[TASK REQUIREMENTS]
Keep only the lines of the listing that include the word "color", and copy them.

[RECORDED INFORMATION]
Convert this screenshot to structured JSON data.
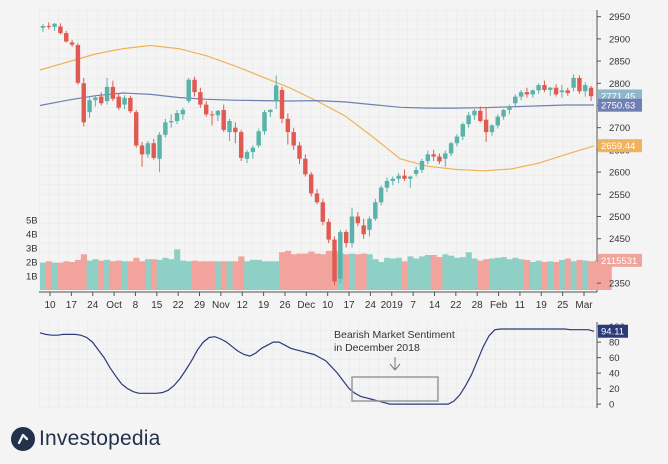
{
  "chart_data": [
    {
      "type": "candlestick",
      "title": "",
      "y_axis": {
        "ticks": [
          2350,
          2400,
          2450,
          2500,
          2550,
          2600,
          2650,
          2700,
          2750,
          2800,
          2850,
          2900,
          2950
        ],
        "range": [
          2330,
          2965
        ]
      },
      "volume_axis": {
        "ticks": [
          "1B",
          "2B",
          "3B",
          "4B",
          "5B"
        ]
      },
      "x_axis": {
        "tick_labels": [
          "10",
          "17",
          "24",
          "Oct",
          "8",
          "15",
          "22",
          "29",
          "Nov",
          "12",
          "19",
          "26",
          "Dec",
          "10",
          "17",
          "24",
          "2019",
          "7",
          "14",
          "22",
          "28",
          "Feb",
          "11",
          "19",
          "25",
          "Mar"
        ]
      },
      "price_labels": [
        {
          "label": "2771.45",
          "value": 2771.45,
          "color": "#8fb7c9"
        },
        {
          "label": "2750.63",
          "value": 2750.63,
          "color": "#6f7fb3"
        },
        {
          "label": "2659.44",
          "value": 2659.44,
          "color": "#f0b25a"
        },
        {
          "label": "2115531",
          "value": 2115531,
          "color": "#f2a39c"
        }
      ],
      "candles": [
        {
          "o": 2925,
          "h": 2933,
          "l": 2915,
          "c": 2929
        },
        {
          "o": 2929,
          "h": 2937,
          "l": 2922,
          "c": 2927
        },
        {
          "o": 2927,
          "h": 2936,
          "l": 2918,
          "c": 2934
        },
        {
          "o": 2928,
          "h": 2935,
          "l": 2910,
          "c": 2913
        },
        {
          "o": 2913,
          "h": 2918,
          "l": 2892,
          "c": 2894
        },
        {
          "o": 2892,
          "h": 2898,
          "l": 2882,
          "c": 2887
        },
        {
          "o": 2886,
          "h": 2890,
          "l": 2797,
          "c": 2801
        },
        {
          "o": 2800,
          "h": 2812,
          "l": 2703,
          "c": 2712
        },
        {
          "o": 2735,
          "h": 2768,
          "l": 2722,
          "c": 2762
        },
        {
          "o": 2762,
          "h": 2772,
          "l": 2748,
          "c": 2768
        },
        {
          "o": 2770,
          "h": 2780,
          "l": 2750,
          "c": 2755
        },
        {
          "o": 2760,
          "h": 2812,
          "l": 2752,
          "c": 2792
        },
        {
          "o": 2792,
          "h": 2806,
          "l": 2760,
          "c": 2765
        },
        {
          "o": 2770,
          "h": 2778,
          "l": 2740,
          "c": 2745
        },
        {
          "o": 2752,
          "h": 2773,
          "l": 2742,
          "c": 2767
        },
        {
          "o": 2767,
          "h": 2772,
          "l": 2733,
          "c": 2737
        },
        {
          "o": 2735,
          "h": 2740,
          "l": 2655,
          "c": 2660
        },
        {
          "o": 2660,
          "h": 2668,
          "l": 2612,
          "c": 2640
        },
        {
          "o": 2640,
          "h": 2670,
          "l": 2632,
          "c": 2665
        },
        {
          "o": 2665,
          "h": 2675,
          "l": 2628,
          "c": 2632
        },
        {
          "o": 2630,
          "h": 2690,
          "l": 2600,
          "c": 2684
        },
        {
          "o": 2684,
          "h": 2720,
          "l": 2678,
          "c": 2712
        },
        {
          "o": 2712,
          "h": 2730,
          "l": 2700,
          "c": 2715
        },
        {
          "o": 2715,
          "h": 2740,
          "l": 2708,
          "c": 2733
        },
        {
          "o": 2730,
          "h": 2745,
          "l": 2718,
          "c": 2740
        },
        {
          "o": 2760,
          "h": 2812,
          "l": 2755,
          "c": 2808
        },
        {
          "o": 2808,
          "h": 2815,
          "l": 2770,
          "c": 2780
        },
        {
          "o": 2780,
          "h": 2790,
          "l": 2745,
          "c": 2752
        },
        {
          "o": 2752,
          "h": 2760,
          "l": 2725,
          "c": 2730
        },
        {
          "o": 2730,
          "h": 2738,
          "l": 2705,
          "c": 2728
        },
        {
          "o": 2728,
          "h": 2740,
          "l": 2715,
          "c": 2738
        },
        {
          "o": 2740,
          "h": 2752,
          "l": 2690,
          "c": 2695
        },
        {
          "o": 2690,
          "h": 2720,
          "l": 2670,
          "c": 2715
        },
        {
          "o": 2700,
          "h": 2712,
          "l": 2665,
          "c": 2690
        },
        {
          "o": 2690,
          "h": 2695,
          "l": 2625,
          "c": 2632
        },
        {
          "o": 2630,
          "h": 2650,
          "l": 2620,
          "c": 2645
        },
        {
          "o": 2645,
          "h": 2660,
          "l": 2630,
          "c": 2655
        },
        {
          "o": 2660,
          "h": 2698,
          "l": 2655,
          "c": 2692
        },
        {
          "o": 2692,
          "h": 2740,
          "l": 2684,
          "c": 2735
        },
        {
          "o": 2735,
          "h": 2742,
          "l": 2724,
          "c": 2740
        },
        {
          "o": 2760,
          "h": 2818,
          "l": 2742,
          "c": 2795
        },
        {
          "o": 2785,
          "h": 2792,
          "l": 2710,
          "c": 2720
        },
        {
          "o": 2720,
          "h": 2732,
          "l": 2662,
          "c": 2690
        },
        {
          "o": 2690,
          "h": 2700,
          "l": 2650,
          "c": 2660
        },
        {
          "o": 2660,
          "h": 2668,
          "l": 2618,
          "c": 2630
        },
        {
          "o": 2630,
          "h": 2640,
          "l": 2590,
          "c": 2595
        },
        {
          "o": 2595,
          "h": 2600,
          "l": 2545,
          "c": 2552
        },
        {
          "o": 2552,
          "h": 2562,
          "l": 2528,
          "c": 2532
        },
        {
          "o": 2532,
          "h": 2540,
          "l": 2480,
          "c": 2488
        },
        {
          "o": 2488,
          "h": 2495,
          "l": 2440,
          "c": 2448
        },
        {
          "o": 2448,
          "h": 2455,
          "l": 2346,
          "c": 2354
        },
        {
          "o": 2360,
          "h": 2470,
          "l": 2350,
          "c": 2465
        },
        {
          "o": 2465,
          "h": 2470,
          "l": 2430,
          "c": 2440
        },
        {
          "o": 2440,
          "h": 2520,
          "l": 2430,
          "c": 2500
        },
        {
          "o": 2500,
          "h": 2510,
          "l": 2478,
          "c": 2485
        },
        {
          "o": 2480,
          "h": 2495,
          "l": 2450,
          "c": 2460
        },
        {
          "o": 2470,
          "h": 2500,
          "l": 2455,
          "c": 2495
        },
        {
          "o": 2495,
          "h": 2540,
          "l": 2490,
          "c": 2532
        },
        {
          "o": 2532,
          "h": 2570,
          "l": 2525,
          "c": 2565
        },
        {
          "o": 2565,
          "h": 2588,
          "l": 2555,
          "c": 2580
        },
        {
          "o": 2580,
          "h": 2590,
          "l": 2570,
          "c": 2585
        },
        {
          "o": 2585,
          "h": 2598,
          "l": 2575,
          "c": 2592
        },
        {
          "o": 2592,
          "h": 2606,
          "l": 2580,
          "c": 2585
        },
        {
          "o": 2585,
          "h": 2592,
          "l": 2565,
          "c": 2590
        },
        {
          "o": 2596,
          "h": 2612,
          "l": 2590,
          "c": 2605
        },
        {
          "o": 2605,
          "h": 2630,
          "l": 2598,
          "c": 2625
        },
        {
          "o": 2625,
          "h": 2648,
          "l": 2618,
          "c": 2640
        },
        {
          "o": 2640,
          "h": 2650,
          "l": 2625,
          "c": 2635
        },
        {
          "o": 2635,
          "h": 2642,
          "l": 2618,
          "c": 2624
        },
        {
          "o": 2630,
          "h": 2648,
          "l": 2612,
          "c": 2642
        },
        {
          "o": 2642,
          "h": 2668,
          "l": 2636,
          "c": 2665
        },
        {
          "o": 2665,
          "h": 2685,
          "l": 2658,
          "c": 2680
        },
        {
          "o": 2680,
          "h": 2712,
          "l": 2672,
          "c": 2708
        },
        {
          "o": 2708,
          "h": 2735,
          "l": 2700,
          "c": 2728
        },
        {
          "o": 2728,
          "h": 2742,
          "l": 2718,
          "c": 2738
        },
        {
          "o": 2738,
          "h": 2748,
          "l": 2712,
          "c": 2715
        },
        {
          "o": 2718,
          "h": 2745,
          "l": 2668,
          "c": 2690
        },
        {
          "o": 2690,
          "h": 2708,
          "l": 2682,
          "c": 2705
        },
        {
          "o": 2705,
          "h": 2730,
          "l": 2698,
          "c": 2725
        },
        {
          "o": 2725,
          "h": 2742,
          "l": 2718,
          "c": 2740
        },
        {
          "o": 2740,
          "h": 2752,
          "l": 2730,
          "c": 2748
        },
        {
          "o": 2755,
          "h": 2775,
          "l": 2745,
          "c": 2770
        },
        {
          "o": 2770,
          "h": 2785,
          "l": 2762,
          "c": 2780
        },
        {
          "o": 2780,
          "h": 2790,
          "l": 2768,
          "c": 2775
        },
        {
          "o": 2775,
          "h": 2786,
          "l": 2768,
          "c": 2784
        },
        {
          "o": 2784,
          "h": 2800,
          "l": 2776,
          "c": 2796
        },
        {
          "o": 2796,
          "h": 2806,
          "l": 2780,
          "c": 2785
        },
        {
          "o": 2785,
          "h": 2792,
          "l": 2772,
          "c": 2790
        },
        {
          "o": 2790,
          "h": 2798,
          "l": 2770,
          "c": 2775
        },
        {
          "o": 2780,
          "h": 2796,
          "l": 2768,
          "c": 2784
        },
        {
          "o": 2784,
          "h": 2790,
          "l": 2772,
          "c": 2778
        },
        {
          "o": 2790,
          "h": 2820,
          "l": 2782,
          "c": 2812
        },
        {
          "o": 2812,
          "h": 2818,
          "l": 2776,
          "c": 2782
        },
        {
          "o": 2782,
          "h": 2802,
          "l": 2770,
          "c": 2796
        },
        {
          "o": 2790,
          "h": 2794,
          "l": 2760,
          "c": 2771
        }
      ],
      "moving_averages": [
        {
          "color": "#f0b25a",
          "values": [
            2830,
            2848,
            2866,
            2878,
            2885,
            2878,
            2862,
            2840,
            2815,
            2790,
            2760,
            2727,
            2680,
            2630,
            2613,
            2606,
            2603,
            2607,
            2620,
            2640,
            2659
          ]
        },
        {
          "color": "#6f7fb3",
          "values": [
            2750,
            2762,
            2772,
            2778,
            2775,
            2768,
            2764,
            2762,
            2761,
            2760,
            2761,
            2758,
            2752,
            2746,
            2744,
            2744,
            2745,
            2747,
            2749,
            2751,
            2751
          ]
        }
      ],
      "volume_levels": [
        1.95,
        2.05,
        1.95,
        1.95,
        2.05,
        2.0,
        2.15,
        2.55,
        2.1,
        2.2,
        2.1,
        2.15,
        2.05,
        2.1,
        2.05,
        2.05,
        2.3,
        2.05,
        2.2,
        2.2,
        2.15,
        2.3,
        2.2,
        2.9,
        2.1,
        2.05,
        2.1,
        2.05,
        2.05,
        2.05,
        2.05,
        2.05,
        2.05,
        2.05,
        2.4,
        2.05,
        2.15,
        2.15,
        2.05,
        2.05,
        2.05,
        2.7,
        2.8,
        2.55,
        2.6,
        2.6,
        2.75,
        2.6,
        2.55,
        2.8,
        2.8,
        2.65,
        2.55,
        2.6,
        2.55,
        2.6,
        2.55,
        2.2,
        2.0,
        2.3,
        2.25,
        2.3,
        2.05,
        2.4,
        2.25,
        2.4,
        2.5,
        2.5,
        2.35,
        2.55,
        2.45,
        2.3,
        2.35,
        2.7,
        2.25,
        2.1,
        2.2,
        2.25,
        2.3,
        2.35,
        2.2,
        2.3,
        2.2,
        2.15,
        2.0,
        2.1,
        2.0,
        2.05,
        2.0,
        2.15,
        2.25,
        2.05,
        2.15,
        2.1,
        2.05,
        2.1,
        2.1,
        2.0
      ]
    },
    {
      "type": "line",
      "title": "",
      "y_axis": {
        "ticks": [
          0,
          20,
          40,
          60,
          80,
          100
        ],
        "range": [
          -5,
          106
        ]
      },
      "price_label": {
        "label": "94.11",
        "value": 94.11,
        "color": "#2c3a7a"
      },
      "values": [
        92,
        90,
        89,
        89,
        90,
        90,
        90,
        89,
        86,
        80,
        70,
        60,
        47,
        36,
        26,
        20,
        16,
        14,
        14,
        14,
        14,
        15,
        18,
        24,
        33,
        44,
        56,
        70,
        80,
        86,
        87,
        84,
        80,
        74,
        68,
        64,
        62,
        66,
        72,
        76,
        80,
        80,
        76,
        72,
        70,
        68,
        66,
        64,
        60,
        56,
        48,
        40,
        30,
        20,
        14,
        10,
        8,
        6,
        4,
        2,
        0,
        0,
        0,
        0,
        0,
        0,
        0,
        0,
        0,
        0,
        0,
        4,
        12,
        24,
        38,
        56,
        74,
        88,
        96,
        97,
        97,
        97,
        97,
        97,
        97,
        97,
        97,
        97,
        97,
        97,
        97,
        96,
        96,
        96,
        96,
        94
      ],
      "annotation": {
        "text_line1": "Bearish Market Sentiment",
        "text_line2": "in December 2018"
      }
    }
  ],
  "brand": {
    "name": "Investopedia"
  }
}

[THE SOLUTION]
          "color": "#8fb7c9"
          "color": "#6f7fb3"
          "color": "#f0b25a"
          "color": "#f2a39c"
          "color": "#f0b25a",
          "color": "#6f7fb3",
        "color": "#2c3a7a"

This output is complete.